Start of Data extract

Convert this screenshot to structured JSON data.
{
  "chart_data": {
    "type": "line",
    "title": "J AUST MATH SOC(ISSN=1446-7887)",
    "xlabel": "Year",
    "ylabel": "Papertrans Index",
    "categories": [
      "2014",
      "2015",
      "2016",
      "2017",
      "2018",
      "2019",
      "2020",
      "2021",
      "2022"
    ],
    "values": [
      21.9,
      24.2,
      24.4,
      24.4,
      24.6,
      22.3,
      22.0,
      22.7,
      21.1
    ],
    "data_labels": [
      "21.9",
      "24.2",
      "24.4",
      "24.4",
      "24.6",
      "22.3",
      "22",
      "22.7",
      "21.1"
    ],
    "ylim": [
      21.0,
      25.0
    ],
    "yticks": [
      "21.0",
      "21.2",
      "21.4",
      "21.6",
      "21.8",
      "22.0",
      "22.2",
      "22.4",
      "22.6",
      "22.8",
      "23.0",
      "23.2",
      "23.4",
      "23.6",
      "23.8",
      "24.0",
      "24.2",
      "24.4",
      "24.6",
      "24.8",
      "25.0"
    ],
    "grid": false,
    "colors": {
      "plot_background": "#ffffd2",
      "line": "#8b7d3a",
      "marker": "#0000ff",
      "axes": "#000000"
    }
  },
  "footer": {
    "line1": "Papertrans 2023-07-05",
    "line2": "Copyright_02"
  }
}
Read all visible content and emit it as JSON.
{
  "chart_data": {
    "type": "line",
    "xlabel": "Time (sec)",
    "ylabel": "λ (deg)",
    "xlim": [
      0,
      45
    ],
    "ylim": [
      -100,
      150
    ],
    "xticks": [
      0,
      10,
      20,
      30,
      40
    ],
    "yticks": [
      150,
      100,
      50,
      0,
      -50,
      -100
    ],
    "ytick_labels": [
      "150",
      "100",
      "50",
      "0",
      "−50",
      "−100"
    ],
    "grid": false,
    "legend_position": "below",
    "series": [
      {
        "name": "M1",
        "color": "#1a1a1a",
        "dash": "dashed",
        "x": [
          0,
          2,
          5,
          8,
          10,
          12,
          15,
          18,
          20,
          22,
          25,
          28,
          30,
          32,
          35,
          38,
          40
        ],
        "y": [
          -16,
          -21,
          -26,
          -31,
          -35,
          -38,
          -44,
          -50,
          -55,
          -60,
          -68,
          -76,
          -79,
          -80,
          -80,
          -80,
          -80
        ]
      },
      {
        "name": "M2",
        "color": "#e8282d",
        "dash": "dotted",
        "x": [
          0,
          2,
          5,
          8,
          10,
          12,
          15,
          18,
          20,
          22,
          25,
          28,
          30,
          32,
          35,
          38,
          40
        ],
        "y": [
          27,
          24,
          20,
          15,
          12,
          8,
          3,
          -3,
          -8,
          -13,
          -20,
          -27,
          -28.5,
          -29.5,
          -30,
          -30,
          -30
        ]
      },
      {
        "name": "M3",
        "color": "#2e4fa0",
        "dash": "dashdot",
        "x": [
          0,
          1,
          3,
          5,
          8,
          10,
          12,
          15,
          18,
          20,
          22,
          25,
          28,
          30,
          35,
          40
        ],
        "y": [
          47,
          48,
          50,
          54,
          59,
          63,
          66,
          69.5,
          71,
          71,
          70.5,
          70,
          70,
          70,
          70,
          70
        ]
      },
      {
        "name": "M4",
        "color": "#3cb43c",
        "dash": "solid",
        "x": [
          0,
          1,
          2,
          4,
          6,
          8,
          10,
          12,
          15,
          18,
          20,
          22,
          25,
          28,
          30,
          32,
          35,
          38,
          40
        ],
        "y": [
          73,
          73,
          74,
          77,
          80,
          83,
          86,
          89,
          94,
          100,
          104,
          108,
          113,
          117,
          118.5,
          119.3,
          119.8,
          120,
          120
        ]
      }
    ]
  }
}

End of Data extract

Copy every line of the listing that includes the string "Papertrans".

    "ylabel": "Papertrans Index",
    "line1": "Papertrans 2023-07-05",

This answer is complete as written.